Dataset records
== == ==

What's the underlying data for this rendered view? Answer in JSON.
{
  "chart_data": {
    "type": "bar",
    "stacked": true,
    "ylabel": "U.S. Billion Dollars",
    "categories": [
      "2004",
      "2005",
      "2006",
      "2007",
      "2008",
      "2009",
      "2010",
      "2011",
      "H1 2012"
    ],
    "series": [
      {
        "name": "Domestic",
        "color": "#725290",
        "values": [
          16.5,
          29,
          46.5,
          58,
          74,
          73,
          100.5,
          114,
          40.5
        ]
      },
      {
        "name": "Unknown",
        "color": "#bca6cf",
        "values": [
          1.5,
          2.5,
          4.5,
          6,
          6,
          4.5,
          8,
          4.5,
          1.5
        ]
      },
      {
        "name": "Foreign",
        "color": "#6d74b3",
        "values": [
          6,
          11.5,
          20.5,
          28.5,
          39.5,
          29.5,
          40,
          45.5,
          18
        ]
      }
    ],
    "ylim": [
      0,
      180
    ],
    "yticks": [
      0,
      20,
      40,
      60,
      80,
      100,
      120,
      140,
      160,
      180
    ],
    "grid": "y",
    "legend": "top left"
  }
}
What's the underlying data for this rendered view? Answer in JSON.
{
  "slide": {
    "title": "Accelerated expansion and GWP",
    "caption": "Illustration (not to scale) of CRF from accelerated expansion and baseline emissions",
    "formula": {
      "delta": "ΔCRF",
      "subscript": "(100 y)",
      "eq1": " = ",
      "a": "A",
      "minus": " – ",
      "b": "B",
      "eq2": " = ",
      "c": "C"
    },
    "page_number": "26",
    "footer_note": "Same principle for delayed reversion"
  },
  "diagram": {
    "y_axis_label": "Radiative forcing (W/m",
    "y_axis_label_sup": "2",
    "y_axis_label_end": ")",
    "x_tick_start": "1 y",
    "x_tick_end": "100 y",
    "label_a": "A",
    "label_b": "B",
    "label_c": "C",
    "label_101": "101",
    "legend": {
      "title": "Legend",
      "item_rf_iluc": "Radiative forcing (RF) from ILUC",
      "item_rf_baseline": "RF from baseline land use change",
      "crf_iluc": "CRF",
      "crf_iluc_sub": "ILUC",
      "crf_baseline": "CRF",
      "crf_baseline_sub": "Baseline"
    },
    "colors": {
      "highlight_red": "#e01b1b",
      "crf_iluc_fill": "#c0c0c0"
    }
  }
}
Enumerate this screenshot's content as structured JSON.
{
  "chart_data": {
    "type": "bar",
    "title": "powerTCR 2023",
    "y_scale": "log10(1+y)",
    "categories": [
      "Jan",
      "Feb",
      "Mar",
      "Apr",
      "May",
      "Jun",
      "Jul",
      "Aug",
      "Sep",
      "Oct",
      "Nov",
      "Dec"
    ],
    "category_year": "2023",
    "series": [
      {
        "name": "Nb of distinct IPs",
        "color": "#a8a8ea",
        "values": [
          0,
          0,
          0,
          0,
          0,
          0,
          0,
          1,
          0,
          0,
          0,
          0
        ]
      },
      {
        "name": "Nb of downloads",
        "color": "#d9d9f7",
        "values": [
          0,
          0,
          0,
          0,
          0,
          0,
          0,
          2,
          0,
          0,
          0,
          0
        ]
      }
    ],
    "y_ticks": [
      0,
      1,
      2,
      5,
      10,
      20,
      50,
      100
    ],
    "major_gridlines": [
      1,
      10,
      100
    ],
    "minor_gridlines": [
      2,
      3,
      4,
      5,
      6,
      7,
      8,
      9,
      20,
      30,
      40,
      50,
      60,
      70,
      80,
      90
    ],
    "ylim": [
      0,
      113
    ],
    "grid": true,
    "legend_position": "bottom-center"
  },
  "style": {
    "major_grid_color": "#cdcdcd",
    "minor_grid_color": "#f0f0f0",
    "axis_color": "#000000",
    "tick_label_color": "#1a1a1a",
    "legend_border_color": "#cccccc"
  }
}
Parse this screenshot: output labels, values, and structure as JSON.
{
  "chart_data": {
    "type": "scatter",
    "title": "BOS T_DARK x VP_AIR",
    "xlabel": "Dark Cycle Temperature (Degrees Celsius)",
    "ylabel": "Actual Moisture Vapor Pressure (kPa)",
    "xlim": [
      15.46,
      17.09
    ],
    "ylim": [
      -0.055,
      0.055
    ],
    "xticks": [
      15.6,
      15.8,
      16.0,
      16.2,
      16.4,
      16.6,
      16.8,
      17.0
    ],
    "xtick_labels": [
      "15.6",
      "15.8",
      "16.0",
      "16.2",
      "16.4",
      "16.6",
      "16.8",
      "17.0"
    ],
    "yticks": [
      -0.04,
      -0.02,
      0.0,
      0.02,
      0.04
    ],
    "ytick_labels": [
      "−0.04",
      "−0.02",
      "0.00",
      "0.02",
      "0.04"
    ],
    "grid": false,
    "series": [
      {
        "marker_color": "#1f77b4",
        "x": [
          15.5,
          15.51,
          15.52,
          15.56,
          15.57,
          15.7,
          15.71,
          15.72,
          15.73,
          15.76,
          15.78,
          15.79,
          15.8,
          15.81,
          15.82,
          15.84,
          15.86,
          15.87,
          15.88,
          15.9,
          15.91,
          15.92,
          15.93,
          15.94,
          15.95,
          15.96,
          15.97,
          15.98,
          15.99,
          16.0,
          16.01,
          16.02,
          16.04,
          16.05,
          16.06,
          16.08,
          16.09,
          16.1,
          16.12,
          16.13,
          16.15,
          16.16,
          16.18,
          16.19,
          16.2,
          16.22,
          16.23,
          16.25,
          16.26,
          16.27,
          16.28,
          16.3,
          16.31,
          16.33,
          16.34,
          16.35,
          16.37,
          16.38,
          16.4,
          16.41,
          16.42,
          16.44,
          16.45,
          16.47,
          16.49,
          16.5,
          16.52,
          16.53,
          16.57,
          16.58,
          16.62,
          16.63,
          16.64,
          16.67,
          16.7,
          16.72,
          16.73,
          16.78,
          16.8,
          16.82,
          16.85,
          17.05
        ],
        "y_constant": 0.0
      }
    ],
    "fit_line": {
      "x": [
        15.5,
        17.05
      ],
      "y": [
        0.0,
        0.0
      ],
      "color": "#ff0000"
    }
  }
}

== == ==

TASK DESCRIPTION:
Extract the data in full. Keep it word for word.

RESULT BELOW:
What's the underlying data for this rendered view? Answer in JSON.
{
  "chart_data": {
    "type": "bar",
    "stacked": true,
    "ylabel": "U.S. Billion Dollars",
    "categories": [
      "2004",
      "2005",
      "2006",
      "2007",
      "2008",
      "2009",
      "2010",
      "2011",
      "H1 2012"
    ],
    "series": [
      {
        "name": "Domestic",
        "color": "#725290",
        "values": [
          16.5,
          29,
          46.5,
          58,
          74,
          73,
          100.5,
          114,
          40.5
        ]
      },
      {
        "name": "Unknown",
        "color": "#bca6cf",
        "values": [
          1.5,
          2.5,
          4.5,
          6,
          6,
          4.5,
          8,
          4.5,
          1.5
        ]
      },
      {
        "name": "Foreign",
        "color": "#6d74b3",
        "values": [
          6,
          11.5,
          20.5,
          28.5,
          39.5,
          29.5,
          40,
          45.5,
          18
        ]
      }
    ],
    "ylim": [
      0,
      180
    ],
    "yticks": [
      0,
      20,
      40,
      60,
      80,
      100,
      120,
      140,
      160,
      180
    ],
    "grid": "y",
    "legend": "top left"
  }
}
What's the underlying data for this rendered view? Answer in JSON.
{
  "slide": {
    "title": "Accelerated expansion and GWP",
    "caption": "Illustration (not to scale) of CRF from accelerated expansion and baseline emissions",
    "formula": {
      "delta": "ΔCRF",
      "subscript": "(100 y)",
      "eq1": " = ",
      "a": "A",
      "minus": " – ",
      "b": "B",
      "eq2": " = ",
      "c": "C"
    },
    "page_number": "26",
    "footer_note": "Same principle for delayed reversion"
  },
  "diagram": {
    "y_axis_label": "Radiative forcing (W/m",
    "y_axis_label_sup": "2",
    "y_axis_label_end": ")",
    "x_tick_start": "1 y",
    "x_tick_end": "100 y",
    "label_a": "A",
    "label_b": "B",
    "label_c": "C",
    "label_101": "101",
    "legend": {
      "title": "Legend",
      "item_rf_iluc": "Radiative forcing (RF) from ILUC",
      "item_rf_baseline": "RF from baseline land use change",
      "crf_iluc": "CRF",
      "crf_iluc_sub": "ILUC",
      "crf_baseline": "CRF",
      "crf_baseline_sub": "Baseline"
    },
    "colors": {
      "highlight_red": "#e01b1b",
      "crf_iluc_fill": "#c0c0c0"
    }
  }
}
Enumerate this screenshot's content as structured JSON.
{
  "chart_data": {
    "type": "bar",
    "title": "powerTCR 2023",
    "y_scale": "log10(1+y)",
    "categories": [
      "Jan",
      "Feb",
      "Mar",
      "Apr",
      "May",
      "Jun",
      "Jul",
      "Aug",
      "Sep",
      "Oct",
      "Nov",
      "Dec"
    ],
    "category_year": "2023",
    "series": [
      {
        "name": "Nb of distinct IPs",
        "color": "#a8a8ea",
        "values": [
          0,
          0,
          0,
          0,
          0,
          0,
          0,
          1,
          0,
          0,
          0,
          0
        ]
      },
      {
        "name": "Nb of downloads",
        "color": "#d9d9f7",
        "values": [
          0,
          0,
          0,
          0,
          0,
          0,
          0,
          2,
          0,
          0,
          0,
          0
        ]
      }
    ],
    "y_ticks": [
      0,
      1,
      2,
      5,
      10,
      20,
      50,
      100
    ],
    "major_gridlines": [
      1,
      10,
      100
    ],
    "minor_gridlines": [
      2,
      3,
      4,
      5,
      6,
      7,
      8,
      9,
      20,
      30,
      40,
      50,
      60,
      70,
      80,
      90
    ],
    "ylim": [
      0,
      113
    ],
    "grid": true,
    "legend_position": "bottom-center"
  },
  "style": {
    "major_grid_color": "#cdcdcd",
    "minor_grid_color": "#f0f0f0",
    "axis_color": "#000000",
    "tick_label_color": "#1a1a1a",
    "legend_border_color": "#cccccc"
  }
}
Parse this screenshot: output labels, values, and structure as JSON.
{
  "chart_data": {
    "type": "scatter",
    "title": "BOS T_DARK x VP_AIR",
    "xlabel": "Dark Cycle Temperature (Degrees Celsius)",
    "ylabel": "Actual Moisture Vapor Pressure (kPa)",
    "xlim": [
      15.46,
      17.09
    ],
    "ylim": [
      -0.055,
      0.055
    ],
    "xticks": [
      15.6,
      15.8,
      16.0,
      16.2,
      16.4,
      16.6,
      16.8,
      17.0
    ],
    "xtick_labels": [
      "15.6",
      "15.8",
      "16.0",
      "16.2",
      "16.4",
      "16.6",
      "16.8",
      "17.0"
    ],
    "yticks": [
      -0.04,
      -0.02,
      0.0,
      0.02,
      0.04
    ],
    "ytick_labels": [
      "−0.04",
      "−0.02",
      "0.00",
      "0.02",
      "0.04"
    ],
    "grid": false,
    "series": [
      {
        "marker_color": "#1f77b4",
        "x": [
          15.5,
          15.51,
          15.52,
          15.56,
          15.57,
          15.7,
          15.71,
          15.72,
          15.73,
          15.76,
          15.78,
          15.79,
          15.8,
          15.81,
          15.82,
          15.84,
          15.86,
          15.87,
          15.88,
          15.9,
          15.91,
          15.92,
          15.93,
          15.94,
          15.95,
          15.96,
          15.97,
          15.98,
          15.99,
          16.0,
          16.01,
          16.02,
          16.04,
          16.05,
          16.06,
          16.08,
          16.09,
          16.1,
          16.12,
          16.13,
          16.15,
          16.16,
          16.18,
          16.19,
          16.2,
          16.22,
          16.23,
          16.25,
          16.26,
          16.27,
          16.28,
          16.3,
          16.31,
          16.33,
          16.34,
          16.35,
          16.37,
          16.38,
          16.4,
          16.41,
          16.42,
          16.44,
          16.45,
          16.47,
          16.49,
          16.5,
          16.52,
          16.53,
          16.57,
          16.58,
          16.62,
          16.63,
          16.64,
          16.67,
          16.7,
          16.72,
          16.73,
          16.78,
          16.8,
          16.82,
          16.85,
          17.05
        ],
        "y_constant": 0.0
      }
    ],
    "fit_line": {
      "x": [
        15.5,
        17.05
      ],
      "y": [
        0.0,
        0.0
      ],
      "color": "#ff0000"
    }
  }
}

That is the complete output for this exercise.